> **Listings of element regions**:

## BEGIN

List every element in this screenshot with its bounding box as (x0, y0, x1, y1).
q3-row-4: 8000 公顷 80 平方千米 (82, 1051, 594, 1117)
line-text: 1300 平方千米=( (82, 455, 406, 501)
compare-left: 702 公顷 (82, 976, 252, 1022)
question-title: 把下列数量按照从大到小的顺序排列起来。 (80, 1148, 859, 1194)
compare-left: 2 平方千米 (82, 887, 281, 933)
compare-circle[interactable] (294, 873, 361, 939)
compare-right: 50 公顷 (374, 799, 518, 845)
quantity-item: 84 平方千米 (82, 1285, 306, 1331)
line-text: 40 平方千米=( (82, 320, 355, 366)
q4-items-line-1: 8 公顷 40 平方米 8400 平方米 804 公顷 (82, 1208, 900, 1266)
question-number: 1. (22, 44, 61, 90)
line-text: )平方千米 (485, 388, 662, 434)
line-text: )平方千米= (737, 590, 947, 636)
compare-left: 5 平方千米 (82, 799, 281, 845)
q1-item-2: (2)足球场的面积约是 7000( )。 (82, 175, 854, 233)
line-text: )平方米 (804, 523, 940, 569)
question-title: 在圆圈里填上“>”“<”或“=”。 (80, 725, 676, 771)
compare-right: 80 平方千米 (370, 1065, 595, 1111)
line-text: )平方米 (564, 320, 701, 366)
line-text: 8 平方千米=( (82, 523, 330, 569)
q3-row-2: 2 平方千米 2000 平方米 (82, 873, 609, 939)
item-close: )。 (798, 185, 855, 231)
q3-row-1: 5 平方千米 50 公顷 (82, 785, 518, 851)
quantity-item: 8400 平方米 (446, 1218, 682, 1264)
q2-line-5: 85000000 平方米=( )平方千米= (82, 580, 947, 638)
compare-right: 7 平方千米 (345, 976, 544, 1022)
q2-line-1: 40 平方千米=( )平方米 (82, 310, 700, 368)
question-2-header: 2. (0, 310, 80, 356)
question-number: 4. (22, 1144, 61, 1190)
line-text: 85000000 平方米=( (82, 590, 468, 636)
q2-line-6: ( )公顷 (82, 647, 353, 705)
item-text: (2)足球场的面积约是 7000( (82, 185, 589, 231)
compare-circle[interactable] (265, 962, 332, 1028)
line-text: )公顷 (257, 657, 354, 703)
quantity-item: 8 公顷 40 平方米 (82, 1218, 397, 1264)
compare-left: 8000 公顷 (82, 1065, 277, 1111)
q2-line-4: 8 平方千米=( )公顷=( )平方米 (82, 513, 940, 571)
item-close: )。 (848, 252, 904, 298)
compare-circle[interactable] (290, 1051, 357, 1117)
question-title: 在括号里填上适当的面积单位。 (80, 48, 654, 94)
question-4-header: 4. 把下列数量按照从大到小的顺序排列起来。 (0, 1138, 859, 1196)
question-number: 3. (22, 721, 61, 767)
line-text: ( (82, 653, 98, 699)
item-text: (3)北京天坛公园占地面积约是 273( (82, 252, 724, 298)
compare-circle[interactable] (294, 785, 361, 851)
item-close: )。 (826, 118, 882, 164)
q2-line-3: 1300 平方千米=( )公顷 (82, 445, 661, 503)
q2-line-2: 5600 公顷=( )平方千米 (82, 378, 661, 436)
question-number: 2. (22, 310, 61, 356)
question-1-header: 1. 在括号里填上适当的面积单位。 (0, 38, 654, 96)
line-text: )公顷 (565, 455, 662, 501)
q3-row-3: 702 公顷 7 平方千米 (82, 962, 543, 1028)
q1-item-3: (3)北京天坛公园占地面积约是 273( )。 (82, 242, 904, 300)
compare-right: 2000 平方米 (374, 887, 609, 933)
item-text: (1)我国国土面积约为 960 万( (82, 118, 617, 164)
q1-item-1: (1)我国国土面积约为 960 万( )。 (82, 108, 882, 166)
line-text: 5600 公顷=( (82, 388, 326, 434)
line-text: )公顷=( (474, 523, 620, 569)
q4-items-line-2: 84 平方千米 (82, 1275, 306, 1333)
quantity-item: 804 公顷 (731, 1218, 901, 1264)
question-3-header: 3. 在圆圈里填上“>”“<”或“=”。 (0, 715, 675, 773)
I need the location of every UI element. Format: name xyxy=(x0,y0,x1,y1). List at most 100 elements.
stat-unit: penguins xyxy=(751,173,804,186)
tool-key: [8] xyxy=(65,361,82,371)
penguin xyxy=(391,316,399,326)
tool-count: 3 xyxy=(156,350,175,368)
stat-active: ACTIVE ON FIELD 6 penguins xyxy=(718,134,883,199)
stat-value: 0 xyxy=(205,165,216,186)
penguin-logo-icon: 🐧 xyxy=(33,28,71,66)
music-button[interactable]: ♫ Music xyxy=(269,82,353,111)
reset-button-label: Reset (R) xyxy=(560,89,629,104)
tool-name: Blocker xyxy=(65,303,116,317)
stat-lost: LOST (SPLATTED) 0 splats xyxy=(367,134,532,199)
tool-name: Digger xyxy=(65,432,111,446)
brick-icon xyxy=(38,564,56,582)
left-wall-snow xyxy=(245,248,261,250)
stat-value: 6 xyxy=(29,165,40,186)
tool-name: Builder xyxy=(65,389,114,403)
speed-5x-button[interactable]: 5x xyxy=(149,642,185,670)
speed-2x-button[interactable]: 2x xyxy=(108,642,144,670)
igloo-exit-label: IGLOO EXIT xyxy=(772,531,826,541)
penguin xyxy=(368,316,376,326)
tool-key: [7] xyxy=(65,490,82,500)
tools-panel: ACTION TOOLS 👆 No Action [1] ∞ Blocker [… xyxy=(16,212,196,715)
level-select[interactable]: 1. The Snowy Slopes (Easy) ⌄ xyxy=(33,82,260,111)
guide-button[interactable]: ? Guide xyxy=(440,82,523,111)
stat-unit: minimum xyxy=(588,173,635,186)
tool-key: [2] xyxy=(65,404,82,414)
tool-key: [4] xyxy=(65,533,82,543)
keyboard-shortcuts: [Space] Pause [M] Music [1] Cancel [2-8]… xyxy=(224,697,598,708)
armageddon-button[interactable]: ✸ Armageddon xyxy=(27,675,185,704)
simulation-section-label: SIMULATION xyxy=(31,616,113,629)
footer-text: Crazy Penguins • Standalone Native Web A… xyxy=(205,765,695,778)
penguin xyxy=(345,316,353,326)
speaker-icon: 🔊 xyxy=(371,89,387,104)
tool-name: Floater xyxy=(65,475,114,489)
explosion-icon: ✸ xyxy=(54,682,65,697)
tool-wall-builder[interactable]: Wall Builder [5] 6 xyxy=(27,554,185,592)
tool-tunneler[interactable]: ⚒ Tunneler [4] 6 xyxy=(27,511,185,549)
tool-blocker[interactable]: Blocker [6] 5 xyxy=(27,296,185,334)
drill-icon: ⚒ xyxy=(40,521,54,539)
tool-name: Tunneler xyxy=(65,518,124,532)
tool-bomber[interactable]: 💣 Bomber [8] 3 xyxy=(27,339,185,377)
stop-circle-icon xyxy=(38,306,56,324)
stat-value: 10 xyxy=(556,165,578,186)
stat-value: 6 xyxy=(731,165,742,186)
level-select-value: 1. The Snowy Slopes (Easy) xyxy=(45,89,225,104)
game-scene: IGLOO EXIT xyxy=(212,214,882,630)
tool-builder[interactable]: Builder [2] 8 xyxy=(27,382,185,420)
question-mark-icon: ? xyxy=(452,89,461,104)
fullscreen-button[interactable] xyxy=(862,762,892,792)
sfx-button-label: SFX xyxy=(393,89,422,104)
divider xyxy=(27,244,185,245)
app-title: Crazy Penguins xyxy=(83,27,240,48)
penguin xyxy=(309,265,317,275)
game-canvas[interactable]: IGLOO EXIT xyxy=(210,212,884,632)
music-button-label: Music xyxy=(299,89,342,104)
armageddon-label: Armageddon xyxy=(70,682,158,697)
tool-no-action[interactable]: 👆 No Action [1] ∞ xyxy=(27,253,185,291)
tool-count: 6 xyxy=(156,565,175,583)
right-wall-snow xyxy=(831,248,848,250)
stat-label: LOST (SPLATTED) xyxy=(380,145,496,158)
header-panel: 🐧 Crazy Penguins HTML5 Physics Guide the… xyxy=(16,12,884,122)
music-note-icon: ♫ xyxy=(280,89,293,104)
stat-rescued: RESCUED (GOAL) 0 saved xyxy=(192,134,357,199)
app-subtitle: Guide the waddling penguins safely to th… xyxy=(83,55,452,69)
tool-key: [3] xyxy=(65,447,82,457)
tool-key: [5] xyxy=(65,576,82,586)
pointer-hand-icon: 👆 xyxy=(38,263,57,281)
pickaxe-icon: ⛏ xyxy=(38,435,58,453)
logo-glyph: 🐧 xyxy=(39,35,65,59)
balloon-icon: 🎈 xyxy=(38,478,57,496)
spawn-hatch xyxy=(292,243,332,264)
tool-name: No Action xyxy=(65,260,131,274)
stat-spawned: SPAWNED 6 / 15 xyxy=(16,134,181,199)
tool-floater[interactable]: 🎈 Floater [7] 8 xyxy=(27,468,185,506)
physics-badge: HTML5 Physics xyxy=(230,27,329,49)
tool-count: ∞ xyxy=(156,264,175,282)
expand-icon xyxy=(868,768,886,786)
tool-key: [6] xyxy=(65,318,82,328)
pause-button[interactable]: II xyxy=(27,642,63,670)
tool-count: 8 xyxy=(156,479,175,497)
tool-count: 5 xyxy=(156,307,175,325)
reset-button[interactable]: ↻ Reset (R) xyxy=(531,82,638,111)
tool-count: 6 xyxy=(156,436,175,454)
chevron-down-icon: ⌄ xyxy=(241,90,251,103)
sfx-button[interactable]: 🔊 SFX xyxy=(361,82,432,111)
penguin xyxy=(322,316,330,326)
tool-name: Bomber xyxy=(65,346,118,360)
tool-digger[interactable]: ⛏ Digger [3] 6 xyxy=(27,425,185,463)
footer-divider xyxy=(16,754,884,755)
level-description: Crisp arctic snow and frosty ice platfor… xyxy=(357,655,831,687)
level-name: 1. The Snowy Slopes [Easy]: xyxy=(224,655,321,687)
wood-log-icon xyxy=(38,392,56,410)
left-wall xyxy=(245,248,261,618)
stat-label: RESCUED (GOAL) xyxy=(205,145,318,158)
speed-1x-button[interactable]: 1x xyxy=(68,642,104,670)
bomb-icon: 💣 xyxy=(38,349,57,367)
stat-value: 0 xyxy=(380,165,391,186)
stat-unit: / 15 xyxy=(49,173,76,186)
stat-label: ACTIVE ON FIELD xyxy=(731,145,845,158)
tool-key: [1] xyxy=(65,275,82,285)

## END

> **EXERCISE BRIEF**: Put the lines running from the start of the material through the line containing "q4-items-line-1: 8 公顷" into a JSON list of strings, one string per line, leaving out blank lines.

> **OUTPUT FOR THIS TASK**:
[
  "List every element in this screenshot with its bounding box as (x0, y0, x1, y1).",
  "q3-row-4: 8000 公顷 80 平方千米 (82, 1051, 594, 1117)",
  "line-text: 1300 平方千米=( (82, 455, 406, 501)",
  "compare-left: 702 公顷 (82, 976, 252, 1022)",
  "question-title: 把下列数量按照从大到小的顺序排列起来。 (80, 1148, 859, 1194)",
  "compare-left: 2 平方千米 (82, 887, 281, 933)",
  "compare-circle[interactable] (294, 873, 361, 939)",
  "compare-right: 50 公顷 (374, 799, 518, 845)",
  "quantity-item: 84 平方千米 (82, 1285, 306, 1331)",
  "line-text: 40 平方千米=( (82, 320, 355, 366)",
  "q4-items-line-1: 8 公顷 40 平方米 8400 平方米 804 公顷 (82, 1208, 900, 1266)"
]